> What needs to be done: Retype everything in the listing, leaving each line exactly as it is.

Data items
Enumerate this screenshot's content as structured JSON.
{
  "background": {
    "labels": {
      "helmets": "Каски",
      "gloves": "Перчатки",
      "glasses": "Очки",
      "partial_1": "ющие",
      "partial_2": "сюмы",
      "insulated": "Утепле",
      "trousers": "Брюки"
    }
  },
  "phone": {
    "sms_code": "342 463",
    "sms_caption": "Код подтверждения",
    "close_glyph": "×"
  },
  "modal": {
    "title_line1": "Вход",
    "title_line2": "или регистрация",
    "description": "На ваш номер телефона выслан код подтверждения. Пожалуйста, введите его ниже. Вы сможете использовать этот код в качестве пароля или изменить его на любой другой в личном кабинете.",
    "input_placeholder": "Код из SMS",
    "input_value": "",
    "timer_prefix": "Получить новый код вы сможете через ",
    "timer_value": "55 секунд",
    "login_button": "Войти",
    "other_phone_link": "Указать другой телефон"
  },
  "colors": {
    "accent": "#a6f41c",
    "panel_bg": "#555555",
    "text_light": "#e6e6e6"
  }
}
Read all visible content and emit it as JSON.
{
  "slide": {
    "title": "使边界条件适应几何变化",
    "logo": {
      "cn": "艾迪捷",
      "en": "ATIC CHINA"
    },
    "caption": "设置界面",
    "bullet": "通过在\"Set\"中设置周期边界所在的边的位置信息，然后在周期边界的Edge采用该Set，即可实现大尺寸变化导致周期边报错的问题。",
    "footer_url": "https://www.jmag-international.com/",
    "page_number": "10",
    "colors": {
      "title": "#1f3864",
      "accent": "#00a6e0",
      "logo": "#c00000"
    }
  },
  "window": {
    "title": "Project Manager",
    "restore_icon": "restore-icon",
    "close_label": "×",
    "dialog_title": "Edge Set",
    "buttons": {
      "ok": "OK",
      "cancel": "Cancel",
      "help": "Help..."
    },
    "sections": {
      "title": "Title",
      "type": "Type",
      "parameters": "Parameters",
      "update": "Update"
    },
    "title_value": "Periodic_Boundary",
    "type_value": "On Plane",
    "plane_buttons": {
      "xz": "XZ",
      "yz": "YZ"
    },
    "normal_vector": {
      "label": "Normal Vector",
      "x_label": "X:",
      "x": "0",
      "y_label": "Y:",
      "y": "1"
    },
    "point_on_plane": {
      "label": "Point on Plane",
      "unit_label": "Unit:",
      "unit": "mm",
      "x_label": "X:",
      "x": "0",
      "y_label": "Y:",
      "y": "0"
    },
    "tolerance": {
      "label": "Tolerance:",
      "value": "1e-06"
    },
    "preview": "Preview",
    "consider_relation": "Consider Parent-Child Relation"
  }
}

> The solution:
Enumerate this screenshot's content as structured JSON.
{
  "background": {
    "labels": {
      "helmets": "Каски",
      "gloves": "Перчатки",
      "glasses": "Очки",
      "partial_1": "ющие",
      "partial_2": "сюмы",
      "insulated": "Утепле",
      "trousers": "Брюки"
    }
  },
  "phone": {
    "sms_code": "342 463",
    "sms_caption": "Код подтверждения",
    "close_glyph": "×"
  },
  "modal": {
    "title_line1": "Вход",
    "title_line2": "или регистрация",
    "description": "На ваш номер телефона выслан код подтверждения. Пожалуйста, введите его ниже. Вы сможете использовать этот код в качестве пароля или изменить его на любой другой в личном кабинете.",
    "input_placeholder": "Код из SMS",
    "input_value": "",
    "timer_prefix": "Получить новый код вы сможете через ",
    "timer_value": "55 секунд",
    "login_button": "Войти",
    "other_phone_link": "Указать другой телефон"
  },
  "colors": {
    "accent": "#a6f41c",
    "panel_bg": "#555555",
    "text_light": "#e6e6e6"
  }
}
Read all visible content and emit it as JSON.
{
  "slide": {
    "title": "使边界条件适应几何变化",
    "logo": {
      "cn": "艾迪捷",
      "en": "ATIC CHINA"
    },
    "caption": "设置界面",
    "bullet": "通过在\"Set\"中设置周期边界所在的边的位置信息，然后在周期边界的Edge采用该Set，即可实现大尺寸变化导致周期边报错的问题。",
    "footer_url": "https://www.jmag-international.com/",
    "page_number": "10",
    "colors": {
      "title": "#1f3864",
      "accent": "#00a6e0",
      "logo": "#c00000"
    }
  },
  "window": {
    "title": "Project Manager",
    "restore_icon": "restore-icon",
    "close_label": "×",
    "dialog_title": "Edge Set",
    "buttons": {
      "ok": "OK",
      "cancel": "Cancel",
      "help": "Help..."
    },
    "sections": {
      "title": "Title",
      "type": "Type",
      "parameters": "Parameters",
      "update": "Update"
    },
    "title_value": "Periodic_Boundary",
    "type_value": "On Plane",
    "plane_buttons": {
      "xz": "XZ",
      "yz": "YZ"
    },
    "normal_vector": {
      "label": "Normal Vector",
      "x_label": "X:",
      "x": "0",
      "y_label": "Y:",
      "y": "1"
    },
    "point_on_plane": {
      "label": "Point on Plane",
      "unit_label": "Unit:",
      "unit": "mm",
      "x_label": "X:",
      "x": "0",
      "y_label": "Y:",
      "y": "0"
    },
    "tolerance": {
      "label": "Tolerance:",
      "value": "1e-06"
    },
    "preview": "Preview",
    "consider_relation": "Consider Parent-Child Relation"
  }
}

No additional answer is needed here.